Instruction:
Identify all lines below that hold "values" and collect them.

Data for this exercise:
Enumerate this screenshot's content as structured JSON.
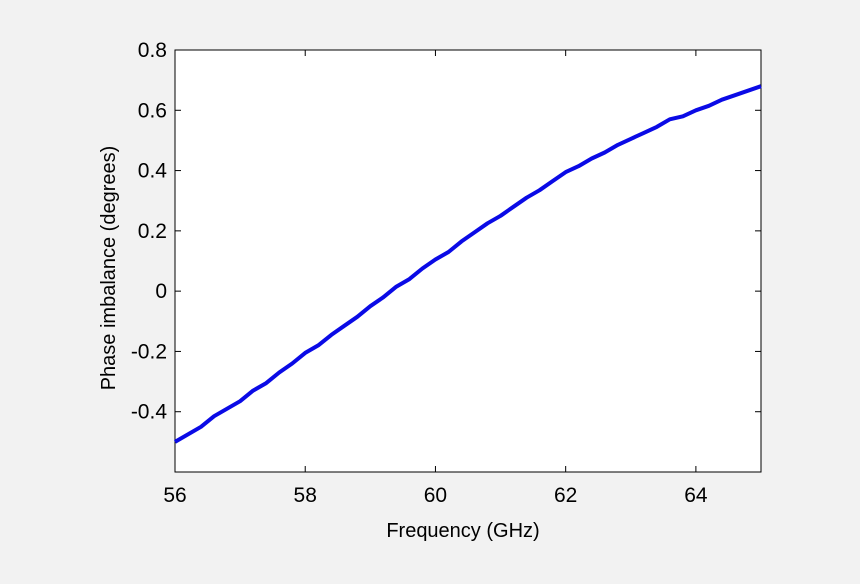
{
  "chart_data": {
    "type": "line",
    "title": "",
    "xlabel": "Frequency (GHz)",
    "ylabel": "Phase imbalance (degrees)",
    "xlim": [
      56,
      65
    ],
    "ylim": [
      -0.6,
      0.8
    ],
    "xticks": [
      56,
      58,
      60,
      62,
      64
    ],
    "yticks": [
      -0.4,
      -0.2,
      0,
      0.2,
      0.4,
      0.6,
      0.8
    ],
    "xtick_labels": [
      "56",
      "58",
      "60",
      "62",
      "64"
    ],
    "ytick_labels": [
      "-0.4",
      "-0.2",
      "0",
      "0.2",
      "0.4",
      "0.6",
      "0.8"
    ],
    "grid": false,
    "series": [
      {
        "color": "#0a0ae6",
        "x": [
          56,
          56.4,
          56.6,
          57,
          57.2,
          57.4,
          57.6,
          57.8,
          58,
          58.2,
          58.4,
          58.6,
          58.8,
          59,
          59.2,
          59.4,
          59.6,
          59.8,
          60,
          60.2,
          60.4,
          60.6,
          60.8,
          61,
          61.2,
          61.4,
          61.6,
          61.8,
          62,
          62.2,
          62.4,
          62.6,
          62.8,
          63,
          63.2,
          63.4,
          63.6,
          63.8,
          64,
          64.2,
          64.4,
          64.6,
          64.8,
          65
        ],
        "y": [
          -0.5,
          -0.45,
          -0.415,
          -0.365,
          -0.33,
          -0.305,
          -0.27,
          -0.24,
          -0.205,
          -0.18,
          -0.145,
          -0.115,
          -0.085,
          -0.05,
          -0.02,
          0.015,
          0.04,
          0.075,
          0.105,
          0.13,
          0.165,
          0.195,
          0.225,
          0.25,
          0.28,
          0.31,
          0.335,
          0.365,
          0.395,
          0.415,
          0.44,
          0.46,
          0.485,
          0.505,
          0.525,
          0.545,
          0.57,
          0.58,
          0.6,
          0.615,
          0.635,
          0.65,
          0.665,
          0.68
        ]
      }
    ]
  },
  "colors": {
    "background": "#f2f2f2",
    "plot_area": "#ffffff",
    "axes": "#000000",
    "line": "#0a0ae6"
  }
}
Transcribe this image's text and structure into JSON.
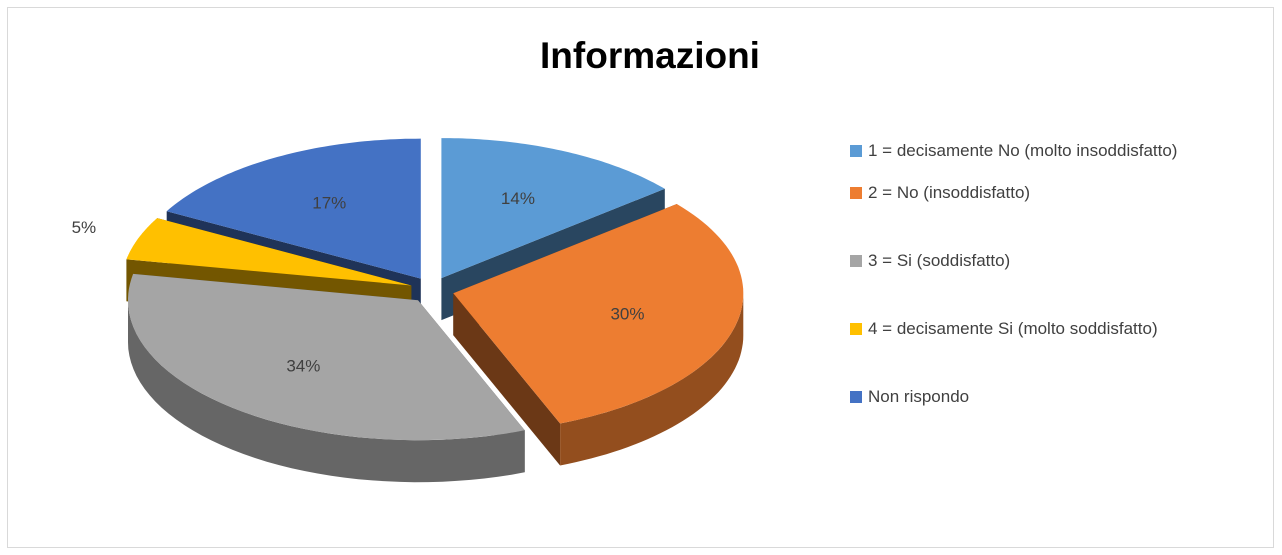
{
  "chart_data": {
    "type": "pie",
    "title": "Informazioni",
    "categories": [
      "1 = decisamente No (molto insoddisfatto)",
      "2 = No (insoddisfatto)",
      "3 = Si (soddisfatto)",
      "4 = decisamente Si (molto soddisfatto)",
      "Non rispondo"
    ],
    "values": [
      14,
      30,
      34,
      5,
      17
    ],
    "value_labels": [
      "14%",
      "30%",
      "34%",
      "5%",
      "17%"
    ],
    "colors": [
      "#5b9bd5",
      "#ed7d31",
      "#a5a5a5",
      "#ffc000",
      "#4472c4"
    ],
    "legend": "right"
  }
}
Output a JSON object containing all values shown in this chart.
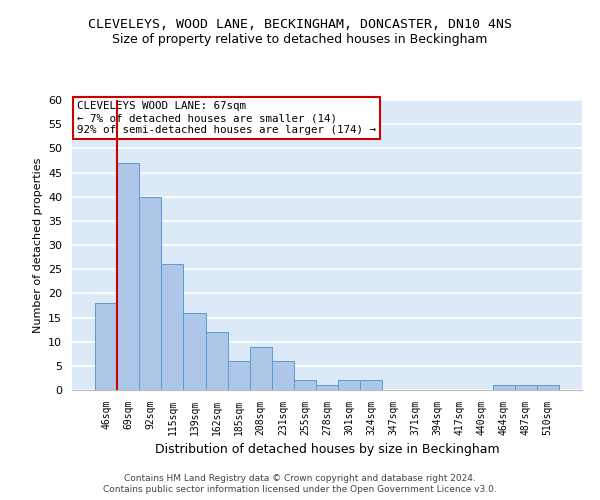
{
  "title1": "CLEVELEYS, WOOD LANE, BECKINGHAM, DONCASTER, DN10 4NS",
  "title2": "Size of property relative to detached houses in Beckingham",
  "xlabel": "Distribution of detached houses by size in Beckingham",
  "ylabel": "Number of detached properties",
  "categories": [
    "46sqm",
    "69sqm",
    "92sqm",
    "115sqm",
    "139sqm",
    "162sqm",
    "185sqm",
    "208sqm",
    "231sqm",
    "255sqm",
    "278sqm",
    "301sqm",
    "324sqm",
    "347sqm",
    "371sqm",
    "394sqm",
    "417sqm",
    "440sqm",
    "464sqm",
    "487sqm",
    "510sqm"
  ],
  "values": [
    18,
    47,
    40,
    26,
    16,
    12,
    6,
    9,
    6,
    2,
    1,
    2,
    2,
    0,
    0,
    0,
    0,
    0,
    1,
    1,
    1
  ],
  "bar_color": "#aec6e8",
  "bar_edge_color": "#5b9bd5",
  "background_color": "#dce9f7",
  "grid_color": "#ffffff",
  "ylim": [
    0,
    60
  ],
  "yticks": [
    0,
    5,
    10,
    15,
    20,
    25,
    30,
    35,
    40,
    45,
    50,
    55,
    60
  ],
  "subject_line_color": "#cc0000",
  "annotation_title": "CLEVELEYS WOOD LANE: 67sqm",
  "annotation_line1": "← 7% of detached houses are smaller (14)",
  "annotation_line2": "92% of semi-detached houses are larger (174) →",
  "annotation_box_color": "#ffffff",
  "annotation_box_edge": "#cc0000",
  "footer1": "Contains HM Land Registry data © Crown copyright and database right 2024.",
  "footer2": "Contains public sector information licensed under the Open Government Licence v3.0."
}
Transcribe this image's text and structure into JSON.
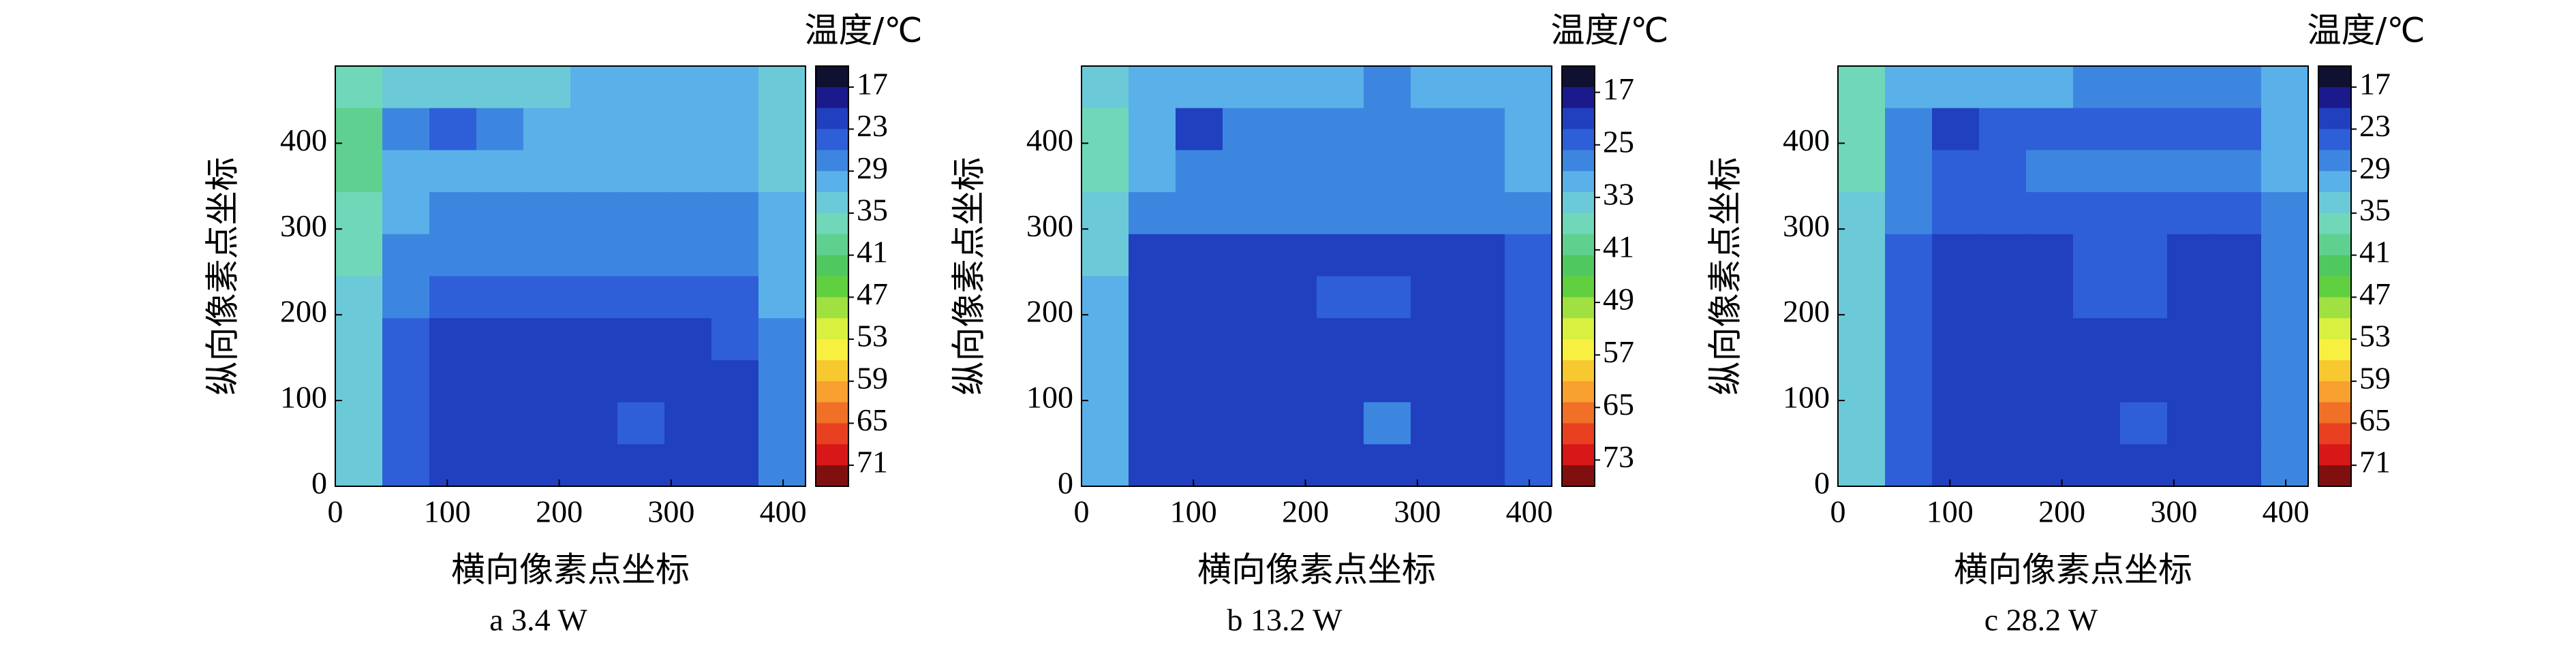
{
  "chart_data": [
    {
      "type": "heatmap",
      "caption": "a 3.4 W",
      "x_label": "横向像素点坐标",
      "y_label": "纵向像素点坐标",
      "xlim": [
        0,
        420
      ],
      "ylim": [
        0,
        490
      ],
      "xticks": [
        0,
        100,
        200,
        300,
        400
      ],
      "yticks": [
        0,
        100,
        200,
        300,
        400
      ],
      "x": [
        21,
        63,
        105,
        147,
        189,
        231,
        273,
        315,
        357,
        399
      ],
      "y": [
        465.5,
        416.5,
        367.5,
        318.5,
        269.5,
        220.5,
        171.5,
        122.5,
        73.5,
        24.5
      ],
      "z": [
        [
          36,
          33,
          32,
          32,
          32,
          31,
          31,
          30,
          31,
          33
        ],
        [
          38,
          28,
          24,
          27,
          29,
          30,
          30,
          30,
          29,
          33
        ],
        [
          38,
          31,
          29,
          30,
          31,
          31,
          30,
          31,
          31,
          32
        ],
        [
          36,
          30,
          27,
          27,
          28,
          28,
          28,
          28,
          28,
          31
        ],
        [
          35,
          28,
          26,
          26,
          26,
          26,
          26,
          26,
          27,
          30
        ],
        [
          34,
          26,
          23,
          23,
          24,
          24,
          24,
          24,
          25,
          29
        ],
        [
          33,
          25,
          22,
          22,
          22,
          22,
          22,
          22,
          23,
          28
        ],
        [
          33,
          24,
          21,
          21,
          22,
          22,
          22,
          22,
          22,
          27
        ],
        [
          33,
          24,
          21,
          21,
          21,
          22,
          24,
          21,
          21,
          27
        ],
        [
          32,
          24,
          22,
          22,
          22,
          22,
          22,
          22,
          22,
          27
        ]
      ],
      "colorbar": {
        "title": "温度/℃",
        "clim": [
          14,
          74
        ],
        "ticks": [
          17,
          23,
          29,
          35,
          41,
          47,
          53,
          59,
          65,
          71
        ],
        "colors": [
          "#101030",
          "#1a1a8c",
          "#2040c0",
          "#2e5fd8",
          "#3d86e0",
          "#5ab0e8",
          "#6ccad8",
          "#70d8b8",
          "#60d090",
          "#50c860",
          "#60d040",
          "#a0e040",
          "#d8f040",
          "#f8f040",
          "#f8c830",
          "#f8a030",
          "#f07028",
          "#e84020",
          "#d81818",
          "#801010"
        ]
      }
    },
    {
      "type": "heatmap",
      "caption": "b 13.2 W",
      "x_label": "横向像素点坐标",
      "y_label": "纵向像素点坐标",
      "xlim": [
        0,
        420
      ],
      "ylim": [
        0,
        490
      ],
      "xticks": [
        0,
        100,
        200,
        300,
        400
      ],
      "yticks": [
        0,
        100,
        200,
        300,
        400
      ],
      "x": [
        21,
        63,
        105,
        147,
        189,
        231,
        273,
        315,
        357,
        399
      ],
      "y": [
        465.5,
        416.5,
        367.5,
        318.5,
        269.5,
        220.5,
        171.5,
        122.5,
        73.5,
        24.5
      ],
      "z": [
        [
          34,
          30,
          30,
          29,
          29,
          29,
          28,
          29,
          29,
          31
        ],
        [
          37,
          29,
          22,
          26,
          27,
          28,
          28,
          27,
          27,
          29
        ],
        [
          36,
          29,
          27,
          27,
          28,
          28,
          28,
          28,
          28,
          29
        ],
        [
          34,
          28,
          26,
          26,
          26,
          26,
          26,
          26,
          26,
          27
        ],
        [
          33,
          22,
          21,
          21,
          22,
          22,
          22,
          22,
          21,
          24
        ],
        [
          32,
          21,
          20,
          20,
          21,
          24,
          24,
          21,
          21,
          24
        ],
        [
          32,
          21,
          20,
          20,
          20,
          21,
          21,
          20,
          20,
          23
        ],
        [
          32,
          21,
          20,
          20,
          21,
          21,
          21,
          20,
          20,
          23
        ],
        [
          31,
          21,
          20,
          20,
          20,
          21,
          26,
          20,
          20,
          23
        ],
        [
          31,
          22,
          21,
          21,
          21,
          21,
          21,
          21,
          21,
          23
        ]
      ],
      "colorbar": {
        "title": "温度/℃",
        "clim": [
          13,
          77
        ],
        "ticks": [
          17,
          25,
          33,
          41,
          49,
          57,
          65,
          73
        ],
        "colors": [
          "#101030",
          "#1a1a8c",
          "#2040c0",
          "#2e5fd8",
          "#3d86e0",
          "#5ab0e8",
          "#6ccad8",
          "#70d8b8",
          "#60d090",
          "#50c860",
          "#60d040",
          "#a0e040",
          "#d8f040",
          "#f8f040",
          "#f8c830",
          "#f8a030",
          "#f07028",
          "#e84020",
          "#d81818",
          "#801010"
        ]
      }
    },
    {
      "type": "heatmap",
      "caption": "c 28.2 W",
      "x_label": "横向像素点坐标",
      "y_label": "纵向像素点坐标",
      "xlim": [
        0,
        420
      ],
      "ylim": [
        0,
        490
      ],
      "xticks": [
        0,
        100,
        200,
        300,
        400
      ],
      "yticks": [
        0,
        100,
        200,
        300,
        400
      ],
      "x": [
        21,
        63,
        105,
        147,
        189,
        231,
        273,
        315,
        357,
        399
      ],
      "y": [
        465.5,
        416.5,
        367.5,
        318.5,
        269.5,
        220.5,
        171.5,
        122.5,
        73.5,
        24.5
      ],
      "z": [
        [
          35,
          30,
          29,
          29,
          29,
          28,
          28,
          27,
          27,
          30
        ],
        [
          37,
          27,
          22,
          23,
          24,
          24,
          24,
          23,
          23,
          29
        ],
        [
          36,
          28,
          25,
          25,
          26,
          26,
          26,
          26,
          26,
          29
        ],
        [
          34,
          27,
          24,
          24,
          25,
          25,
          25,
          25,
          25,
          28
        ],
        [
          33,
          25,
          22,
          22,
          22,
          23,
          23,
          22,
          22,
          27
        ],
        [
          33,
          24,
          21,
          21,
          22,
          24,
          24,
          22,
          21,
          26
        ],
        [
          33,
          24,
          21,
          21,
          21,
          22,
          22,
          21,
          21,
          26
        ],
        [
          33,
          24,
          21,
          21,
          21,
          21,
          21,
          21,
          21,
          26
        ],
        [
          33,
          24,
          21,
          21,
          21,
          21,
          25,
          21,
          21,
          26
        ],
        [
          32,
          24,
          22,
          22,
          22,
          22,
          22,
          22,
          22,
          26
        ]
      ],
      "colorbar": {
        "title": "温度/℃",
        "clim": [
          14,
          74
        ],
        "ticks": [
          17,
          23,
          29,
          35,
          41,
          47,
          53,
          59,
          65,
          71
        ],
        "colors": [
          "#101030",
          "#1a1a8c",
          "#2040c0",
          "#2e5fd8",
          "#3d86e0",
          "#5ab0e8",
          "#6ccad8",
          "#70d8b8",
          "#60d090",
          "#50c860",
          "#60d040",
          "#a0e040",
          "#d8f040",
          "#f8f040",
          "#f8c830",
          "#f8a030",
          "#f07028",
          "#e84020",
          "#d81818",
          "#801010"
        ]
      }
    }
  ]
}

Answer to this problem:
    "values": [
Output a JSON object containing all values shown in this chart.
  "values": [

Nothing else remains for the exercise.